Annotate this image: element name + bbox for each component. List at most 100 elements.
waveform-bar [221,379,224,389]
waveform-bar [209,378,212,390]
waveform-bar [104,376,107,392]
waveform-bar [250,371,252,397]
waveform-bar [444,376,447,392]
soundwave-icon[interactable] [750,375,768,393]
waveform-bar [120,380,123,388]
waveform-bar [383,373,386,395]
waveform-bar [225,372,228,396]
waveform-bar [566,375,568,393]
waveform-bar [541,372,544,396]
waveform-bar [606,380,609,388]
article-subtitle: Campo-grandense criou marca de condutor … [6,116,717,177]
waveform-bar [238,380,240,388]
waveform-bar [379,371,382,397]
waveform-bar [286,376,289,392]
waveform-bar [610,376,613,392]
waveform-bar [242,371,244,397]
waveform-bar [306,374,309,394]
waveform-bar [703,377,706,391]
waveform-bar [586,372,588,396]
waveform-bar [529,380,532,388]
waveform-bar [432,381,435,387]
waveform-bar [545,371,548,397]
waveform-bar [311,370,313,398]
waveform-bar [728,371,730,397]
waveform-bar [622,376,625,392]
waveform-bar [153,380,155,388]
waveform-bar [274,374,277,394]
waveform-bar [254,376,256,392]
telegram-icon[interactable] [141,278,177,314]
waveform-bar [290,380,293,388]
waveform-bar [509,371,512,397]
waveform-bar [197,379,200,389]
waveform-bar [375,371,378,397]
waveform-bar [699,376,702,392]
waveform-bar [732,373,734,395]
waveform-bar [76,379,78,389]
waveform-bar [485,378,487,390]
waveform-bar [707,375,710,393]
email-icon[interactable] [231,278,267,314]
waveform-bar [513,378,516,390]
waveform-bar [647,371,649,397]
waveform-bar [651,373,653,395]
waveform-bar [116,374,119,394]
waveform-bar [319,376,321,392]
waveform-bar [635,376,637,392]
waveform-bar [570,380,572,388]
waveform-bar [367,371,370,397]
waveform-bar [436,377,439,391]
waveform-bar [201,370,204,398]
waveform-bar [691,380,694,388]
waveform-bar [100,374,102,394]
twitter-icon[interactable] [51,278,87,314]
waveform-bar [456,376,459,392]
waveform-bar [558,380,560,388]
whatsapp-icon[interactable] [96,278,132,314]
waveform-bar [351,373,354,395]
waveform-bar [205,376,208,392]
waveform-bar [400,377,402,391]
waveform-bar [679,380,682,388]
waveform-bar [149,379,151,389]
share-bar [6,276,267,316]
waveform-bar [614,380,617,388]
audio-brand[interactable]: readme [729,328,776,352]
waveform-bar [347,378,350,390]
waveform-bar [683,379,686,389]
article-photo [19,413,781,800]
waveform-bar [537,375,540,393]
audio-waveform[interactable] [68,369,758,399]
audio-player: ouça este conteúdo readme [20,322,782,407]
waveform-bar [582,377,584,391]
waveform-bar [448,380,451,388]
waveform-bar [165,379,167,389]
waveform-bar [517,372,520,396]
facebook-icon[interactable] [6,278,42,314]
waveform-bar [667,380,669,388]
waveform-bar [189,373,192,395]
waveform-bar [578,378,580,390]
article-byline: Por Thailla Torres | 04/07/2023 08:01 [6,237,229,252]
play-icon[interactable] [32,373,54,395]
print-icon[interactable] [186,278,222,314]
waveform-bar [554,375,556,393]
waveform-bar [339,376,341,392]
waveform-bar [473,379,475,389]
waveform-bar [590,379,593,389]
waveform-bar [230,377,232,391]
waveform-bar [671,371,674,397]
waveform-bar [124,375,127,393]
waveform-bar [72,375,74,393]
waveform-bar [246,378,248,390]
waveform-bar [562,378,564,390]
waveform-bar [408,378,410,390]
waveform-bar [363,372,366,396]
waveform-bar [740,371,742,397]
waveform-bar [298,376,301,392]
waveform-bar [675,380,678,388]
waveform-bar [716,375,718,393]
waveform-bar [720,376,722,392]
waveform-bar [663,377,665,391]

════════════════

> _Your goal_
Write each line of the records above as one string in a JSON list, one string per line, and leave out any blank lines.

> _The response_
[
  "Annotate this image: element name + bbox for each component. List at most 100 elements.",
  "waveform-bar [221,379,224,389]",
  "waveform-bar [209,378,212,390]",
  "waveform-bar [104,376,107,392]",
  "waveform-bar [250,371,252,397]",
  "waveform-bar [444,376,447,392]",
  "soundwave-icon[interactable] [750,375,768,393]",
  "waveform-bar [120,380,123,388]",
  "waveform-bar [383,373,386,395]",
  "waveform-bar [225,372,228,396]",
  "waveform-bar [566,375,568,393]",
  "waveform-bar [541,372,544,396]",
  "waveform-bar [606,380,609,388]",
  "article-subtitle: Campo-grandense criou marca de condutor … [6,116,717,177]",
  "waveform-bar [238,380,240,388]",
  "waveform-bar [379,371,382,397]",
  "waveform-bar [286,376,289,392]",
  "waveform-bar [610,376,613,392]",
  "waveform-bar [242,371,244,397]",
  "waveform-bar [306,374,309,394]",
  "waveform-bar [703,377,706,391]",
  "waveform-bar [586,372,588,396]",
  "waveform-bar [529,380,532,388]",
  "waveform-bar [432,381,435,387]",
  "waveform-bar [545,371,548,397]",
  "waveform-bar [311,370,313,398]",
  "waveform-bar [728,371,730,397]",
  "waveform-bar [622,376,625,392]",
  "waveform-bar [153,380,155,388]",
  "waveform-bar [274,374,277,394]",
  "waveform-bar [254,376,256,392]",
  "telegram-icon[interactable] [141,278,177,314]",
  "waveform-bar [290,380,293,388]",
  "waveform-bar [509,371,512,397]",
  "waveform-bar [197,379,200,389]",
  "waveform-bar [375,371,378,397]",
  "waveform-bar [699,376,702,392]",
  "waveform-bar [732,373,734,395]",
  "waveform-bar [76,379,78,389]",
  "waveform-bar [485,378,487,390]",
  "waveform-bar [707,375,710,393]",
  "email-icon[interactable] [231,278,267,314]",
  "waveform-bar [513,378,516,390]",
  "waveform-bar [647,371,649,397]",
  "waveform-bar [651,373,653,395]",
  "waveform-bar [116,374,119,394]",
  "waveform-bar [319,376,321,392]",
  "waveform-bar [635,376,637,392]",
  "waveform-bar [570,380,572,388]",
  "waveform-bar [367,371,370,397]",
  "waveform-bar [436,377,439,391]",
  "waveform-bar [201,370,204,398]",
  "waveform-bar [691,380,694,388]",
  "waveform-bar [100,374,102,394]",
  "twitter-icon[interactable] [51,278,87,314]",
  "waveform-bar [456,376,459,392]",
  "waveform-bar [558,380,560,388]",
  "whatsapp-icon[interactable] [96,278,132,314]",
  "waveform-bar [351,373,354,395]",
  "waveform-bar [205,376,208,392]",
  "waveform-bar [400,377,402,391]",
  "waveform-bar [679,380,682,388]",
  "waveform-bar [149,379,151,389]",
  "share-bar [6,276,267,316]",
  "waveform-bar [614,380,617,388]",
  "audio-brand[interactable]: readme [729,328,776,352]",
  "waveform-bar [347,378,350,390]",
  "waveform-bar [683,379,686,389]",
  "article-photo [19,413,781,800]",
  "waveform-bar [537,375,540,393]",
  "audio-waveform[interactable] [68,369,758,399]",
  "audio-player: ouça este conteúdo readme [20,322,782,407]",
  "waveform-bar [582,377,584,391]",
  "waveform-bar [448,380,451,388]",
  "waveform-bar [165,379,167,389]",
  "waveform-bar [517,372,520,396]",
  "facebook-icon[interactable] [6,278,42,314]",
  "waveform-bar [667,380,669,388]",
  "waveform-bar [189,373,192,395]",
  "waveform-bar [578,378,580,390]",
  "article-byline: Por Thailla Torres | 04/07/2023 08:01 [6,237,229,252]",
  "play-icon[interactable] [32,373,54,395]",
  "print-icon[interactable] [186,278,222,314]",
  "waveform-bar [554,375,556,393]",
  "waveform-bar [339,376,341,392]",
  "waveform-bar [473,379,475,389]",
  "waveform-bar [590,379,593,389]",
  "waveform-bar [230,377,232,391]",
  "waveform-bar [671,371,674,397]",
  "waveform-bar [124,375,127,393]",
  "waveform-bar [72,375,74,393]",
  "waveform-bar [246,378,248,390]",
  "waveform-bar [562,378,564,390]",
  "waveform-bar [408,378,410,390]",
  "waveform-bar [363,372,366,396]",
  "waveform-bar [740,371,742,397]",
  "waveform-bar [298,376,301,392]",
  "waveform-bar [675,380,678,388]",
  "waveform-bar [716,375,718,393]",
  "waveform-bar [720,376,722,392]",
  "waveform-bar [663,377,665,391]"
]